## WORK REQUIRED
Copy out all lines of the records in which the word "Ghatkopar" appears.

Dataset excerpt

======

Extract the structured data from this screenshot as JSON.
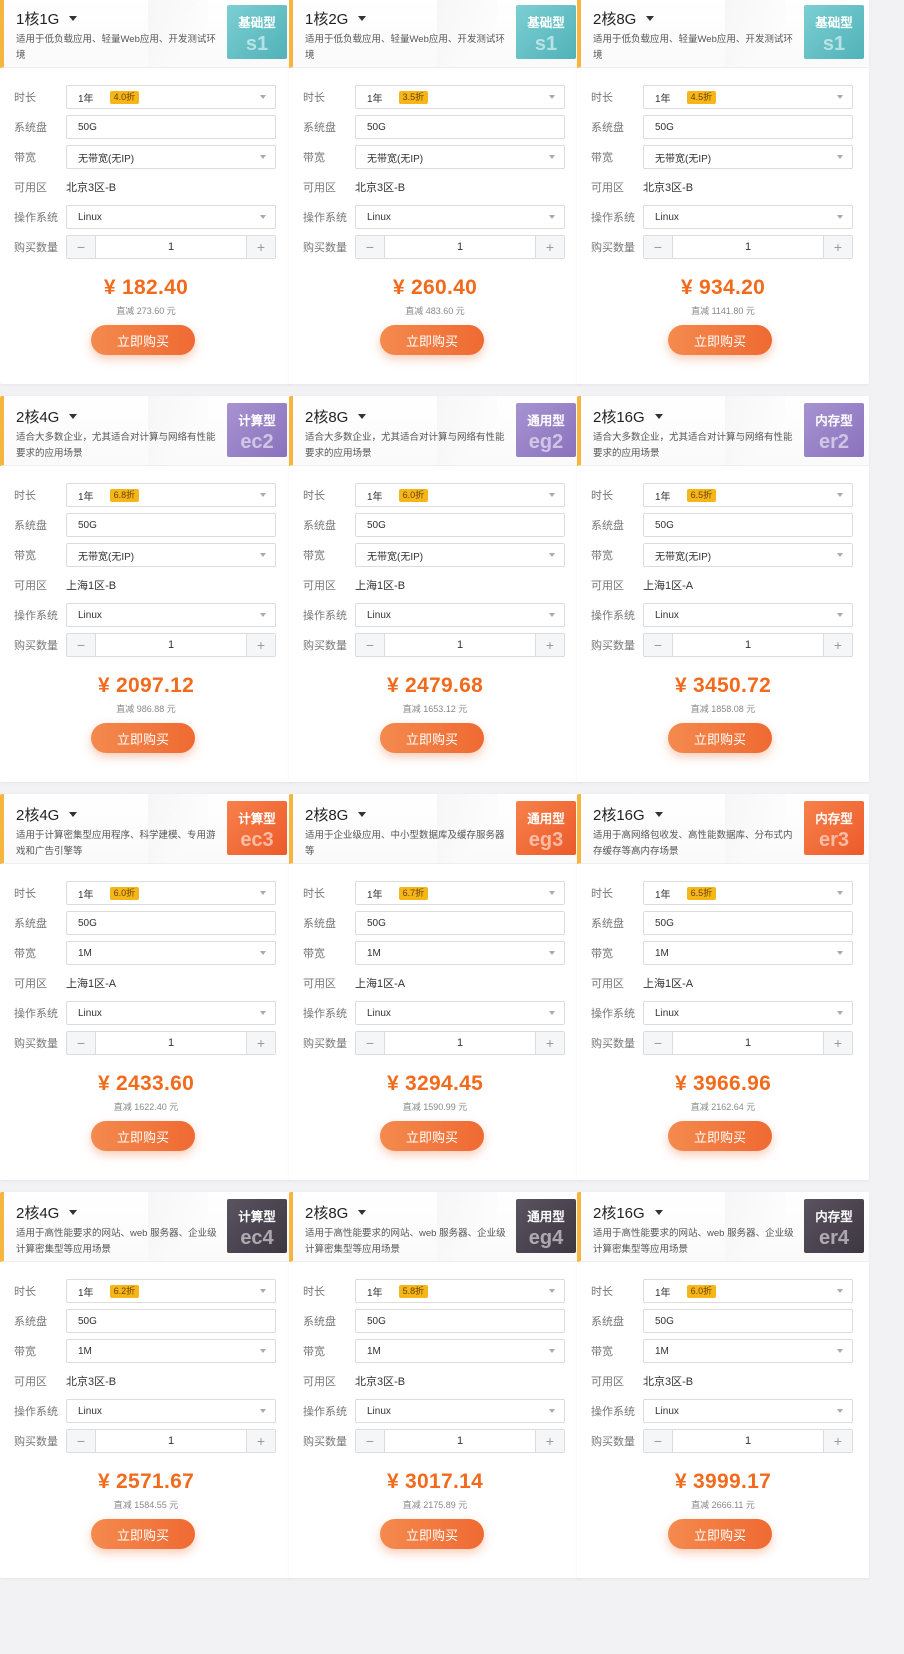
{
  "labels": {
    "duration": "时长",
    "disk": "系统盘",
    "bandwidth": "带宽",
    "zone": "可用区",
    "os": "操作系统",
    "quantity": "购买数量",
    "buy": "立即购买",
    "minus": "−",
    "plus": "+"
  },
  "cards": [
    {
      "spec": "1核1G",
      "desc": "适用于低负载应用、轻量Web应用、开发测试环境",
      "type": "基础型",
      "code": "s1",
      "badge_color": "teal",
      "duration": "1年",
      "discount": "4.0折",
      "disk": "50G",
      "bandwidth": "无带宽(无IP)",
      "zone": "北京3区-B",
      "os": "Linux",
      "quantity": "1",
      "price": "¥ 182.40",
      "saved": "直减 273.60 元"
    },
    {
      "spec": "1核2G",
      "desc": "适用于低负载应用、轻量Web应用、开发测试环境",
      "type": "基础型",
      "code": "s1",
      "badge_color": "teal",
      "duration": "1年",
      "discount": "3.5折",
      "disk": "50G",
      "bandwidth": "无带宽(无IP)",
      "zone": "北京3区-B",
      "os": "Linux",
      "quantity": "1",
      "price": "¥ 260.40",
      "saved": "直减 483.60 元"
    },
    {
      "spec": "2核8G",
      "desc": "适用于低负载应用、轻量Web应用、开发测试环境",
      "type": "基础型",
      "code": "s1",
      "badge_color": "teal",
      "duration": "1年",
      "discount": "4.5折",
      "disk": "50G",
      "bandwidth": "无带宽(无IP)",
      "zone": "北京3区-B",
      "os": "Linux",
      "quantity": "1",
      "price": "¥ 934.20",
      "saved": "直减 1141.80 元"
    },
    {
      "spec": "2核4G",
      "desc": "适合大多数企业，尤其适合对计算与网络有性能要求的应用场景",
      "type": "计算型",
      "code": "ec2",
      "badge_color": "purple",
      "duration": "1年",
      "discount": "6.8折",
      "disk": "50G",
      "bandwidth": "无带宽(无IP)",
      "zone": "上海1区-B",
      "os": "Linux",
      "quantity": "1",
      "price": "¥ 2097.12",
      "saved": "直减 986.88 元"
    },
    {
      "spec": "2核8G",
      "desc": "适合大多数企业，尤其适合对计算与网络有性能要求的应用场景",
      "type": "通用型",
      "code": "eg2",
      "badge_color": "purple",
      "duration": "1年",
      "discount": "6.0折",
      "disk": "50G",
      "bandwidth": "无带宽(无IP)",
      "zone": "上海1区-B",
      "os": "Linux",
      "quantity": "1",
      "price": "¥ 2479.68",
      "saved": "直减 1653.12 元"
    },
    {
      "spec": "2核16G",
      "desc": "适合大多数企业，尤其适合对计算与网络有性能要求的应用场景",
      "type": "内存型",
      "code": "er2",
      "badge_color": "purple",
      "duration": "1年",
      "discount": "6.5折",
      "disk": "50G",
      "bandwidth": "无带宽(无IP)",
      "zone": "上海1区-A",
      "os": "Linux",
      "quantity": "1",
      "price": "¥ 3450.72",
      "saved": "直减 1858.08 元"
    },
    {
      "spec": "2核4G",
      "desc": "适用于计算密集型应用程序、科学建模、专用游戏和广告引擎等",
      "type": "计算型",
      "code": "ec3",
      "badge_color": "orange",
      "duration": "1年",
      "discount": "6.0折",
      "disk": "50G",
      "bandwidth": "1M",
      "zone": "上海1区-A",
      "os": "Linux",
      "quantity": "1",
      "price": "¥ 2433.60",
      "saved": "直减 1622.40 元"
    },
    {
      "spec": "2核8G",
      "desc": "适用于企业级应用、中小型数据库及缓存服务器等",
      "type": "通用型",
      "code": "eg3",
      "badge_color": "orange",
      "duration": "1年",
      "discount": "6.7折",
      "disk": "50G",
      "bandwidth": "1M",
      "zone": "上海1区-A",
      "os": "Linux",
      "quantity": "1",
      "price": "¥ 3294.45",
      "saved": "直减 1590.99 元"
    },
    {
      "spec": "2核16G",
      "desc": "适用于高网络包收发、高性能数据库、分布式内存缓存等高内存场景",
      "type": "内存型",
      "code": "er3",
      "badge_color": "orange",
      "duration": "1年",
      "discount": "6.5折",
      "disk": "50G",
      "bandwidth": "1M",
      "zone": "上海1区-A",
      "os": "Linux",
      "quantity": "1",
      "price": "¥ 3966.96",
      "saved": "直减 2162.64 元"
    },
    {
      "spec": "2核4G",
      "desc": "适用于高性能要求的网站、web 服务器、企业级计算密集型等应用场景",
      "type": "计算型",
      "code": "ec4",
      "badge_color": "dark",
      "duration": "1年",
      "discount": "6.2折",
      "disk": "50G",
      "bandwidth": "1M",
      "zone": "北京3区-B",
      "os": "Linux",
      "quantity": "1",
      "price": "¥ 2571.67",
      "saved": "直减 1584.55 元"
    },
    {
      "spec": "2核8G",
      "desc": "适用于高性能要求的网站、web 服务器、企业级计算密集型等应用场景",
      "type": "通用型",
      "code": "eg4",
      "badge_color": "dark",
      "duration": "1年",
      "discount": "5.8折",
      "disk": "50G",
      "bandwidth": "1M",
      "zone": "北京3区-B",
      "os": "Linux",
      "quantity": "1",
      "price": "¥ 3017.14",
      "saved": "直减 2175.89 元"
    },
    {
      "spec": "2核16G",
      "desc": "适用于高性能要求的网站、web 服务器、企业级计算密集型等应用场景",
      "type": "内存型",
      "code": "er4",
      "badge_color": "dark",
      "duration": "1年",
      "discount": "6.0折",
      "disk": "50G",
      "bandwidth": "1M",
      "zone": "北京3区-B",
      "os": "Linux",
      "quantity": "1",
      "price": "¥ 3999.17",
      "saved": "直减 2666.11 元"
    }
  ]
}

======

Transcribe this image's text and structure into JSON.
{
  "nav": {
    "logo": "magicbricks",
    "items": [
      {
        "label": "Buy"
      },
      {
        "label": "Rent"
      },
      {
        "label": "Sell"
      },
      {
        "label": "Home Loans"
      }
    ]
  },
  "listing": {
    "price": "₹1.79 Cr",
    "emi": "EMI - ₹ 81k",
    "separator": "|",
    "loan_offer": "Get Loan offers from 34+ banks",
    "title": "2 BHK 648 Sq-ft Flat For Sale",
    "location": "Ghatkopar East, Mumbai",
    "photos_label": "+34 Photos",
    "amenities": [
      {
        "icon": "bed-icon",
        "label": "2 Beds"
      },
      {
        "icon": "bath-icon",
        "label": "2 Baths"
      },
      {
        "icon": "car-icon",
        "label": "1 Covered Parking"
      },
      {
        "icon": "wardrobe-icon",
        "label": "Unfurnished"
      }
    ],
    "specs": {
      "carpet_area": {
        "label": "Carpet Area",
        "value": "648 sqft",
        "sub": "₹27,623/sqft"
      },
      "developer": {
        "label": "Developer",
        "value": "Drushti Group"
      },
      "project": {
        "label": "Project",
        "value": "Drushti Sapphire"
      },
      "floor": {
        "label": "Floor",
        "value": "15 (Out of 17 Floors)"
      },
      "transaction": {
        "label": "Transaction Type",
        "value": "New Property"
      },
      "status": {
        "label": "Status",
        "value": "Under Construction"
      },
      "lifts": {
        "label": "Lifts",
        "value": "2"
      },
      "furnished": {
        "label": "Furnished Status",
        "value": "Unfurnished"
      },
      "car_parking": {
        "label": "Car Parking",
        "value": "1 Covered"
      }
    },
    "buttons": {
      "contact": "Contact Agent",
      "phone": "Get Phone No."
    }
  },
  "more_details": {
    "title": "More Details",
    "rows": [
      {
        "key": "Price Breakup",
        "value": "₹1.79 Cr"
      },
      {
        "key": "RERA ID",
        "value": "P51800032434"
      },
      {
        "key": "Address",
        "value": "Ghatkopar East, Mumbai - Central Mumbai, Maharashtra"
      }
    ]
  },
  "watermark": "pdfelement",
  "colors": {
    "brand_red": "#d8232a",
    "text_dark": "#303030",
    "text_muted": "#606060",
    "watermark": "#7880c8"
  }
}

======

## TASK RESPONSE
    "location": "Ghatkopar East, Mumbai",
        "value": "Ghatkopar East, Mumbai - Central Mumbai, Maharashtra"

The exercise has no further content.